Stored data entries:
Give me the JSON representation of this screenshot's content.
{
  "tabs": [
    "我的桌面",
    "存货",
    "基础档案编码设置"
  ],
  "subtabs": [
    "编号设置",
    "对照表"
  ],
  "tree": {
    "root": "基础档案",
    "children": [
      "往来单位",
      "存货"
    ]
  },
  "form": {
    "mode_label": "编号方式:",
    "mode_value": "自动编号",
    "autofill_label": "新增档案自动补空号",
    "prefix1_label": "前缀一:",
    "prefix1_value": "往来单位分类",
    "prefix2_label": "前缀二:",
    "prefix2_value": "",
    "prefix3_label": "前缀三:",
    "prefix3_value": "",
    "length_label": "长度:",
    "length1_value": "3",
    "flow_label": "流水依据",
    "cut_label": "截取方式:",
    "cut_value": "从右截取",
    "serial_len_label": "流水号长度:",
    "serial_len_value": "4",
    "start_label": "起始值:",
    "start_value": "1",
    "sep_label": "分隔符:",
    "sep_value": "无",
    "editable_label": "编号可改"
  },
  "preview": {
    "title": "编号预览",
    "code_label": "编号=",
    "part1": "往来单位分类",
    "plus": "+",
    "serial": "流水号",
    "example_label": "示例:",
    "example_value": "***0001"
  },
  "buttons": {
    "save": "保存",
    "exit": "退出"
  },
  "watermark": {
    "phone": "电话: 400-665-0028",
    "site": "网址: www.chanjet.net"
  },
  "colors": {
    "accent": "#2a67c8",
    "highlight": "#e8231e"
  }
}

*Task to complete*: All the entries above need to be reproduced exactly.

*Result*:
Give me the JSON representation of this screenshot's content.
{
  "tabs": [
    "我的桌面",
    "存货",
    "基础档案编码设置"
  ],
  "subtabs": [
    "编号设置",
    "对照表"
  ],
  "tree": {
    "root": "基础档案",
    "children": [
      "往来单位",
      "存货"
    ]
  },
  "form": {
    "mode_label": "编号方式:",
    "mode_value": "自动编号",
    "autofill_label": "新增档案自动补空号",
    "prefix1_label": "前缀一:",
    "prefix1_value": "往来单位分类",
    "prefix2_label": "前缀二:",
    "prefix2_value": "",
    "prefix3_label": "前缀三:",
    "prefix3_value": "",
    "length_label": "长度:",
    "length1_value": "3",
    "flow_label": "流水依据",
    "cut_label": "截取方式:",
    "cut_value": "从右截取",
    "serial_len_label": "流水号长度:",
    "serial_len_value": "4",
    "start_label": "起始值:",
    "start_value": "1",
    "sep_label": "分隔符:",
    "sep_value": "无",
    "editable_label": "编号可改"
  },
  "preview": {
    "title": "编号预览",
    "code_label": "编号=",
    "part1": "往来单位分类",
    "plus": "+",
    "serial": "流水号",
    "example_label": "示例:",
    "example_value": "***0001"
  },
  "buttons": {
    "save": "保存",
    "exit": "退出"
  },
  "watermark": {
    "phone": "电话: 400-665-0028",
    "site": "网址: www.chanjet.net"
  },
  "colors": {
    "accent": "#2a67c8",
    "highlight": "#e8231e"
  }
}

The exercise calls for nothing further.